<<<<

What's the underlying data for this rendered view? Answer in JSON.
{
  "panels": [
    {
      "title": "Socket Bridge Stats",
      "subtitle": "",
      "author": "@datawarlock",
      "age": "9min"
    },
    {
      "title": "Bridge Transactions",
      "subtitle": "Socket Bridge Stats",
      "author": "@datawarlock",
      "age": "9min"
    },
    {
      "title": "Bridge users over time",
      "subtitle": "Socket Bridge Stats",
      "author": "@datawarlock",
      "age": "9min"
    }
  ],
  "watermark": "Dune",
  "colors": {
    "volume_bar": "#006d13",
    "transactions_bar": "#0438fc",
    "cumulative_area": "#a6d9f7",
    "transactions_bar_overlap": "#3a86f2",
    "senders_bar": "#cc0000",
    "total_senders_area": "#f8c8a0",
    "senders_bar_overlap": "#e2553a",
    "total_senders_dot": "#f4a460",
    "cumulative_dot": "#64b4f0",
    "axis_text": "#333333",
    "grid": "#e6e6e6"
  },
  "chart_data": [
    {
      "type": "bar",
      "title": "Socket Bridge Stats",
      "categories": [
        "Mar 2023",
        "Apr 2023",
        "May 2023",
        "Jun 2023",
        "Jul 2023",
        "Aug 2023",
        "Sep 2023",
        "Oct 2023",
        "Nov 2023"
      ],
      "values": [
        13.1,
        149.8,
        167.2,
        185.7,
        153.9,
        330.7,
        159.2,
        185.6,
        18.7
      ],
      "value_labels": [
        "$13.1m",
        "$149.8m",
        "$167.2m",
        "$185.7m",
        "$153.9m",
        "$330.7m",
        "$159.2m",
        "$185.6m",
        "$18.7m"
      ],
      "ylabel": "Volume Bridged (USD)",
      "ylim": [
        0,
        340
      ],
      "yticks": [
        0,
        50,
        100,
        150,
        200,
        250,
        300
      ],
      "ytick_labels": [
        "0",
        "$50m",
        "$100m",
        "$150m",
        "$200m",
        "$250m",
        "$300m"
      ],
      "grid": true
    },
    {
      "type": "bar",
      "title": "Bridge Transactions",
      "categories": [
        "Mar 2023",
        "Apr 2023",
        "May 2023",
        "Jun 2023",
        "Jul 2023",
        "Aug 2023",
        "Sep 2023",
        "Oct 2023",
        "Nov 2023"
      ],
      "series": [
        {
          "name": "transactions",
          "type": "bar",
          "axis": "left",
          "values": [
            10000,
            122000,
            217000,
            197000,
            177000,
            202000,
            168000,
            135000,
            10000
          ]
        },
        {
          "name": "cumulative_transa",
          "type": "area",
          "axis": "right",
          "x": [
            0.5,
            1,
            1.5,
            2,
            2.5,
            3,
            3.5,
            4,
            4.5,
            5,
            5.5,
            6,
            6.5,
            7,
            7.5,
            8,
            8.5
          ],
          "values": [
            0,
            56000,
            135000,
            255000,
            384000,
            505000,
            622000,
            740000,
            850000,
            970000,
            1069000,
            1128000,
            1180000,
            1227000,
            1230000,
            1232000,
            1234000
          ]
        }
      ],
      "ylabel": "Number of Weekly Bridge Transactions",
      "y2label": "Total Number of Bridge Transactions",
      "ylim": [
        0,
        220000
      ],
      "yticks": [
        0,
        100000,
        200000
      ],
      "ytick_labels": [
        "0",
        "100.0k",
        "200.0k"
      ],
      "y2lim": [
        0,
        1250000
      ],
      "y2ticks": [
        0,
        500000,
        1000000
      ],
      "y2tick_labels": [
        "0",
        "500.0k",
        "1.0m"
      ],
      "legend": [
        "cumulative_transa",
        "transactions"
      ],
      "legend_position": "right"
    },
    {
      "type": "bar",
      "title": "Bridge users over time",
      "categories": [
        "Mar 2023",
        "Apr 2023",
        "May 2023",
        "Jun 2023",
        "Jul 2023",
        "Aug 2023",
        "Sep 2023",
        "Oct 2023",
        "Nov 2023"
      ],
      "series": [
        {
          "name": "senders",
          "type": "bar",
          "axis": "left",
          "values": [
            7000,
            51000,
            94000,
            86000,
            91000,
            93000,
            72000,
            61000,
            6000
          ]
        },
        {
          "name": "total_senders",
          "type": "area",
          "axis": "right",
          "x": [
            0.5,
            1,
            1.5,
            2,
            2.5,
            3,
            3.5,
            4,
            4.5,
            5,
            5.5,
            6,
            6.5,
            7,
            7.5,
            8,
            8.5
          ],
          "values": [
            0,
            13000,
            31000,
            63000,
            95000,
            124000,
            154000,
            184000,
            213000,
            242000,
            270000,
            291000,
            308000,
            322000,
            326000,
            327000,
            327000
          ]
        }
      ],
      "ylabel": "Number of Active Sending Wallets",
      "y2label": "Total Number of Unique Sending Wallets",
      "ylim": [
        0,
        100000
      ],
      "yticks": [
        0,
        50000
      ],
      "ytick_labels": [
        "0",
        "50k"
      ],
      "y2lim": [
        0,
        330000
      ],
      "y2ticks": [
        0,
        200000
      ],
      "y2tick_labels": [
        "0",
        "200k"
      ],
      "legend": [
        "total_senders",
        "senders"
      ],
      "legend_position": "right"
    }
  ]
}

>>>>

REQUIRED TASK:
Pick out all lines containing the string "Number".

TASK RESPONSE:
      "ylabel": "Number of Weekly Bridge Transactions",
      "y2label": "Total Number of Bridge Transactions",
      "ylabel": "Number of Active Sending Wallets",
      "y2label": "Total Number of Unique Sending Wallets",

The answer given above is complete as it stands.